:: DATASET EXTRACT ::
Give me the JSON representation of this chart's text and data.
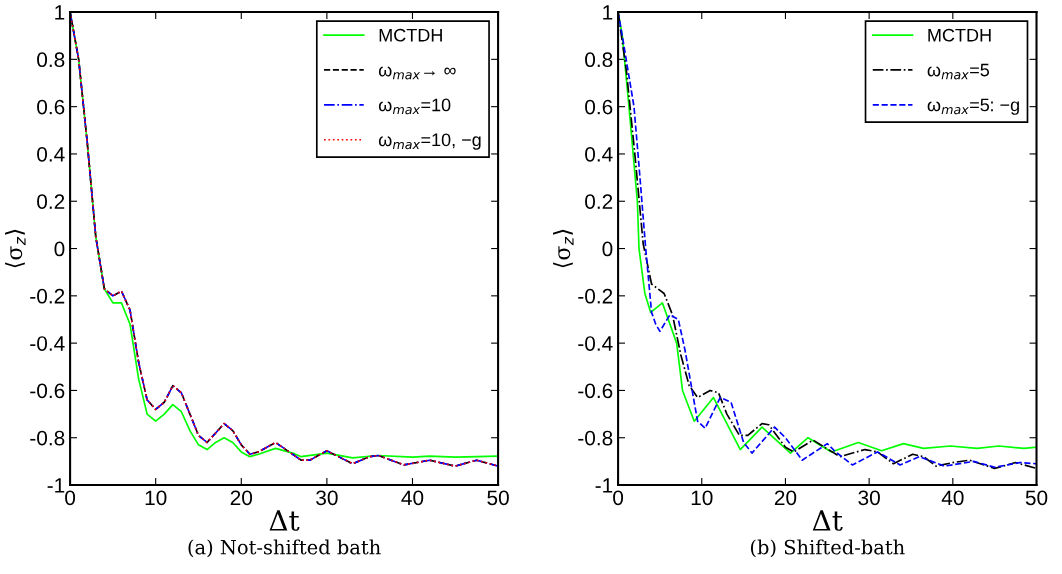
{
  "chart_data": [
    {
      "type": "line",
      "title": "(a) Not-shifted bath",
      "xlabel": "Δt",
      "ylabel": "⟨σ$_{z}$⟩",
      "xlim": [
        0,
        50
      ],
      "ylim": [
        -1,
        1
      ],
      "xticks": [
        0,
        10,
        20,
        30,
        40,
        50
      ],
      "yticks": [
        -1,
        -0.8,
        -0.6,
        -0.4,
        -0.2,
        0,
        0.2,
        0.4,
        0.6,
        0.8,
        1
      ],
      "legend": "top right",
      "series": [
        {
          "name": "MCTDH",
          "color": "#00ff00",
          "line_style": "solid",
          "x": [
            0,
            1,
            2,
            3,
            4,
            5,
            6,
            7,
            8,
            9,
            10,
            11,
            12,
            13,
            14,
            15,
            16,
            17,
            18,
            19,
            20,
            21,
            22,
            24,
            26,
            27,
            30,
            33,
            36,
            40,
            42,
            45,
            50
          ],
          "values": [
            1,
            0.8,
            0.45,
            0.05,
            -0.17,
            -0.23,
            -0.23,
            -0.32,
            -0.55,
            -0.7,
            -0.73,
            -0.7,
            -0.66,
            -0.69,
            -0.77,
            -0.83,
            -0.85,
            -0.82,
            -0.8,
            -0.82,
            -0.86,
            -0.88,
            -0.87,
            -0.845,
            -0.865,
            -0.88,
            -0.865,
            -0.885,
            -0.875,
            -0.882,
            -0.878,
            -0.882,
            -0.878
          ]
        },
        {
          "name": "ω$_{max}$→ ∞",
          "color": "#000000",
          "line_style": "dashed",
          "x": [
            0,
            1,
            2,
            3,
            4,
            5,
            6,
            7,
            8,
            9,
            10,
            11,
            12,
            13,
            14,
            15,
            16,
            17,
            18,
            19,
            20,
            21,
            22,
            24,
            26,
            27,
            28,
            30,
            33,
            35,
            36,
            39,
            42,
            45,
            47.5,
            50
          ],
          "values": [
            1,
            0.8,
            0.45,
            0.05,
            -0.17,
            -0.2,
            -0.18,
            -0.26,
            -0.48,
            -0.64,
            -0.68,
            -0.65,
            -0.58,
            -0.61,
            -0.7,
            -0.79,
            -0.82,
            -0.78,
            -0.74,
            -0.77,
            -0.83,
            -0.87,
            -0.86,
            -0.82,
            -0.87,
            -0.895,
            -0.895,
            -0.855,
            -0.91,
            -0.88,
            -0.875,
            -0.915,
            -0.895,
            -0.92,
            -0.895,
            -0.92
          ]
        },
        {
          "name": "ω$_{max}$=10",
          "color": "#0000ff",
          "line_style": "dashdot",
          "x": [
            0,
            1,
            2,
            3,
            4,
            5,
            6,
            7,
            8,
            9,
            10,
            11,
            12,
            13,
            14,
            15,
            16,
            17,
            18,
            19,
            20,
            21,
            22,
            24,
            26,
            27,
            28,
            30,
            33,
            35,
            36,
            39,
            42,
            45,
            47.5,
            50
          ],
          "values": [
            1,
            0.8,
            0.45,
            0.05,
            -0.17,
            -0.2,
            -0.18,
            -0.26,
            -0.48,
            -0.64,
            -0.68,
            -0.65,
            -0.58,
            -0.61,
            -0.7,
            -0.79,
            -0.82,
            -0.78,
            -0.74,
            -0.77,
            -0.83,
            -0.87,
            -0.86,
            -0.82,
            -0.87,
            -0.895,
            -0.895,
            -0.855,
            -0.91,
            -0.88,
            -0.875,
            -0.915,
            -0.895,
            -0.92,
            -0.895,
            -0.92
          ]
        },
        {
          "name": "ω$_{max}$=10, −g",
          "color": "#ff0000",
          "line_style": "dotted",
          "x": [
            0,
            1,
            2,
            3,
            4,
            5,
            6,
            7,
            8,
            9,
            10,
            11,
            12,
            13,
            14,
            15,
            16,
            17,
            18,
            19,
            20,
            21,
            22,
            24,
            26,
            27,
            28,
            30,
            33,
            35,
            36,
            39,
            42,
            45,
            47.5,
            50
          ],
          "values": [
            1,
            0.8,
            0.45,
            0.05,
            -0.17,
            -0.2,
            -0.18,
            -0.26,
            -0.48,
            -0.64,
            -0.68,
            -0.65,
            -0.58,
            -0.61,
            -0.7,
            -0.79,
            -0.82,
            -0.78,
            -0.74,
            -0.77,
            -0.83,
            -0.87,
            -0.86,
            -0.82,
            -0.87,
            -0.895,
            -0.895,
            -0.855,
            -0.91,
            -0.88,
            -0.875,
            -0.915,
            -0.895,
            -0.92,
            -0.895,
            -0.92
          ]
        }
      ]
    },
    {
      "type": "line",
      "title": "(b) Shifted-bath",
      "xlabel": "Δt",
      "ylabel": "⟨σ$_{z}$⟩",
      "xlim": [
        0,
        50
      ],
      "ylim": [
        -1,
        1
      ],
      "xticks": [
        0,
        10,
        20,
        30,
        40,
        50
      ],
      "yticks": [
        -1,
        -0.8,
        -0.6,
        -0.4,
        -0.2,
        0,
        0.2,
        0.4,
        0.6,
        0.8,
        1
      ],
      "legend": "top right",
      "series": [
        {
          "name": "MCTDH",
          "color": "#00ff00",
          "line_style": "solid",
          "x": [
            0,
            0.5,
            1.3,
            2.3,
            2.5,
            3.2,
            3.9,
            5.3,
            7.0,
            7.7,
            9.1,
            11.4,
            14.6,
            17.2,
            20.6,
            22.7,
            25.5,
            28.7,
            31.5,
            34.1,
            36.5,
            39.7,
            42.9,
            45.5,
            48.5,
            50
          ],
          "values": [
            1,
            0.9,
            0.6,
            0.2,
            0,
            -0.19,
            -0.27,
            -0.23,
            -0.4,
            -0.6,
            -0.73,
            -0.63,
            -0.85,
            -0.755,
            -0.865,
            -0.8,
            -0.86,
            -0.82,
            -0.855,
            -0.825,
            -0.845,
            -0.835,
            -0.845,
            -0.835,
            -0.845,
            -0.84
          ]
        },
        {
          "name": "ω$_{max}$=5",
          "color": "#000000",
          "line_style": "dashdot",
          "x": [
            0,
            1,
            2,
            3,
            4,
            5.5,
            6.5,
            7.5,
            8.5,
            9.5,
            11,
            12,
            13,
            14.5,
            15.5,
            17.2,
            18,
            20,
            21,
            23.3,
            26.5,
            29.5,
            31,
            32.9,
            35.2,
            36.5,
            38,
            40,
            42,
            45,
            47.5,
            50
          ],
          "values": [
            1,
            0.75,
            0.4,
            0.02,
            -0.15,
            -0.19,
            -0.28,
            -0.45,
            -0.58,
            -0.63,
            -0.6,
            -0.61,
            -0.7,
            -0.79,
            -0.79,
            -0.74,
            -0.745,
            -0.84,
            -0.86,
            -0.81,
            -0.88,
            -0.85,
            -0.86,
            -0.91,
            -0.87,
            -0.88,
            -0.92,
            -0.905,
            -0.895,
            -0.93,
            -0.905,
            -0.93
          ]
        },
        {
          "name": "ω$_{max}$=5: −g",
          "color": "#0000ff",
          "line_style": "dashed",
          "x": [
            0,
            0.5,
            1.9,
            2.5,
            3.3,
            4.0,
            4.5,
            5,
            6.2,
            7.2,
            8,
            9,
            9.5,
            10.4,
            12.2,
            13.5,
            15,
            16,
            18.7,
            20,
            22,
            25,
            26,
            28,
            31,
            33.7,
            36,
            39,
            42.5,
            45,
            48,
            50
          ],
          "values": [
            1,
            0.9,
            0.6,
            0.35,
            0,
            -0.27,
            -0.32,
            -0.35,
            -0.28,
            -0.3,
            -0.43,
            -0.63,
            -0.73,
            -0.76,
            -0.63,
            -0.65,
            -0.82,
            -0.865,
            -0.755,
            -0.8,
            -0.895,
            -0.825,
            -0.86,
            -0.915,
            -0.86,
            -0.915,
            -0.88,
            -0.92,
            -0.9,
            -0.925,
            -0.905,
            -0.91
          ]
        }
      ]
    }
  ]
}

:: YOUR GOAL ::
Copy every line from the records above that contains the word "title".

:: ANSWER BELOW ::
      "title": "(a) Not-shifted bath",
      "title": "(b) Shifted-bath",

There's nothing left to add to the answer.